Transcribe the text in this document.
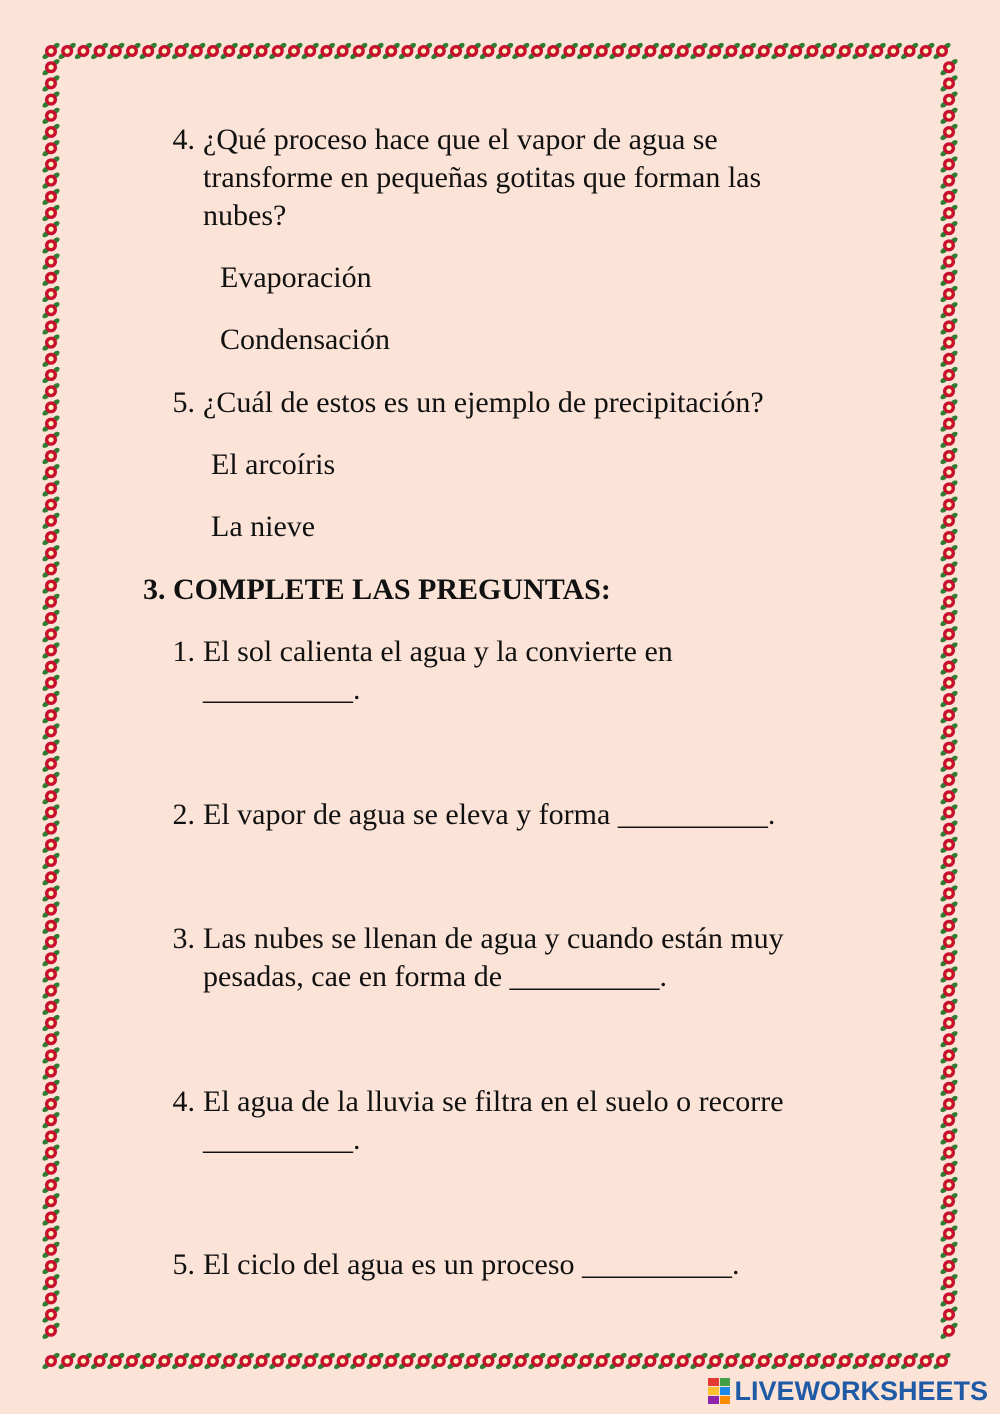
4. ¿Qué proceso hace que el vapor de agua se
transforme en pequeñas gotitas que forman las
nubes?
Evaporación
Condensación
5. ¿Cuál de estos es un ejemplo de precipitación?
El arcoíris
La nieve
3. COMPLETE LAS PREGUNTAS:
1. El sol calienta el agua y la convierte en
__________.
2. El vapor de agua se eleva y forma __________.
3. Las nubes se llenan de agua y cuando están muy
pesadas, cae en forma de __________.
4. El agua de la lluvia se filtra en el suelo o recorre
__________.
5. El ciclo del agua es un proceso __________.
LIVEWORKSHEETS
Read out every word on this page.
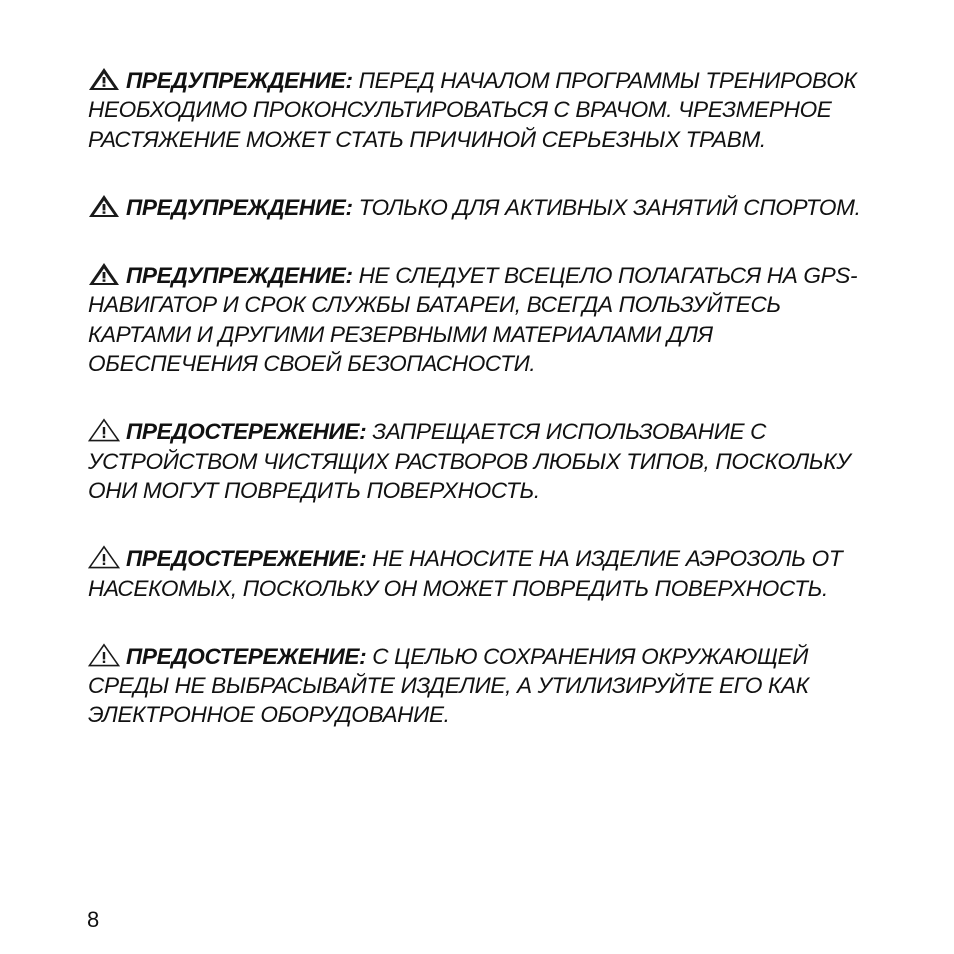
ПРЕДУПРЕЖДЕНИЕ: ПЕРЕД НАЧАЛОМ ПРОГРАММЫ ТРЕНИРОВОК НЕОБХОДИМО ПРОКОНСУЛЬТИРОВАТЬСЯ С ВРАЧОМ. ЧРЕЗМЕРНОЕ РАСТЯЖЕНИЕ МОЖЕТ СТАТЬ ПРИЧИНОЙ СЕРЬЕЗНЫХ ТРАВМ.

ПРЕДУПРЕЖДЕНИЕ: ТОЛЬКО ДЛЯ АКТИВНЫХ ЗАНЯТИЙ СПОРТОМ.

ПРЕДУПРЕЖДЕНИЕ: НЕ СЛЕДУЕТ ВСЕЦЕЛО ПОЛАГАТЬСЯ НА GPS-НАВИГАТОР И СРОК СЛУЖБЫ БАТАРЕИ, ВСЕГДА ПОЛЬЗУЙТЕСЬ КАРТАМИ И ДРУГИМИ РЕЗЕРВНЫМИ МАТЕРИАЛАМИ ДЛЯ ОБЕСПЕЧЕНИЯ СВОЕЙ БЕЗОПАСНОСТИ.

ПРЕДОСТЕРЕЖЕНИЕ: ЗАПРЕЩАЕТСЯ ИСПОЛЬЗОВАНИЕ С УСТРОЙСТВОМ ЧИСТЯЩИХ РАСТВОРОВ ЛЮБЫХ ТИПОВ, ПОСКОЛЬКУ ОНИ МОГУТ ПОВРЕДИТЬ ПОВЕРХНОСТЬ.

ПРЕДОСТЕРЕЖЕНИЕ: НЕ НАНОСИТЕ НА ИЗДЕЛИЕ АЭРОЗОЛЬ ОТ НАСЕКОМЫХ, ПОСКОЛЬКУ ОН МОЖЕТ ПОВРЕДИТЬ ПОВЕРХНОСТЬ.

ПРЕДОСТЕРЕЖЕНИЕ: С ЦЕЛЬЮ СОХРАНЕНИЯ ОКРУЖАЮЩЕЙ СРЕДЫ НЕ ВЫБРАСЫВАЙТЕ ИЗДЕЛИЕ, А УТИЛИЗИРУЙТЕ ЕГО КАК ЭЛЕКТРОННОЕ ОБОРУДОВАНИЕ.

8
═══
Transcribe each entry precisely as given, leaving the pictures out.

**The answer**.
Transcribe the text in this document.
4. ¿Qué proceso hace que el vapor de agua se
transforme en pequeñas gotitas que forman las
nubes?
Evaporación
Condensación
5. ¿Cuál de estos es un ejemplo de precipitación?
El arcoíris
La nieve
3. COMPLETE LAS PREGUNTAS:
1. El sol calienta el agua y la convierte en
__________.
2. El vapor de agua se eleva y forma __________.
3. Las nubes se llenan de agua y cuando están muy
pesadas, cae en forma de __________.
4. El agua de la lluvia se filtra en el suelo o recorre
__________.
5. El ciclo del agua es un proceso __________.
LIVEWORKSHEETS
Read out every word on this page.
ПРЕДУПРЕЖДЕНИЕ: ПЕРЕД НАЧАЛОМ ПРОГРАММЫ ТРЕНИРОВОК НЕОБХОДИМО ПРОКОНСУЛЬТИРОВАТЬСЯ С ВРАЧОМ. ЧРЕЗМЕРНОЕ РАСТЯЖЕНИЕ МОЖЕТ СТАТЬ ПРИЧИНОЙ СЕРЬЕЗНЫХ ТРАВМ.

ПРЕДУПРЕЖДЕНИЕ: ТОЛЬКО ДЛЯ АКТИВНЫХ ЗАНЯТИЙ СПОРТОМ.

ПРЕДУПРЕЖДЕНИЕ: НЕ СЛЕДУЕТ ВСЕЦЕЛО ПОЛАГАТЬСЯ НА GPS-НАВИГАТОР И СРОК СЛУЖБЫ БАТАРЕИ, ВСЕГДА ПОЛЬЗУЙТЕСЬ КАРТАМИ И ДРУГИМИ РЕЗЕРВНЫМИ МАТЕРИАЛАМИ ДЛЯ ОБЕСПЕЧЕНИЯ СВОЕЙ БЕЗОПАСНОСТИ.

ПРЕДОСТЕРЕЖЕНИЕ: ЗАПРЕЩАЕТСЯ ИСПОЛЬЗОВАНИЕ С УСТРОЙСТВОМ ЧИСТЯЩИХ РАСТВОРОВ ЛЮБЫХ ТИПОВ, ПОСКОЛЬКУ ОНИ МОГУТ ПОВРЕДИТЬ ПОВЕРХНОСТЬ.

ПРЕДОСТЕРЕЖЕНИЕ: НЕ НАНОСИТЕ НА ИЗДЕЛИЕ АЭРОЗОЛЬ ОТ НАСЕКОМЫХ, ПОСКОЛЬКУ ОН МОЖЕТ ПОВРЕДИТЬ ПОВЕРХНОСТЬ.

ПРЕДОСТЕРЕЖЕНИЕ: С ЦЕЛЬЮ СОХРАНЕНИЯ ОКРУЖАЮЩЕЙ СРЕДЫ НЕ ВЫБРАСЫВАЙТЕ ИЗДЕЛИЕ, А УТИЛИЗИРУЙТЕ ЕГО КАК ЭЛЕКТРОННОЕ ОБОРУДОВАНИЕ.

8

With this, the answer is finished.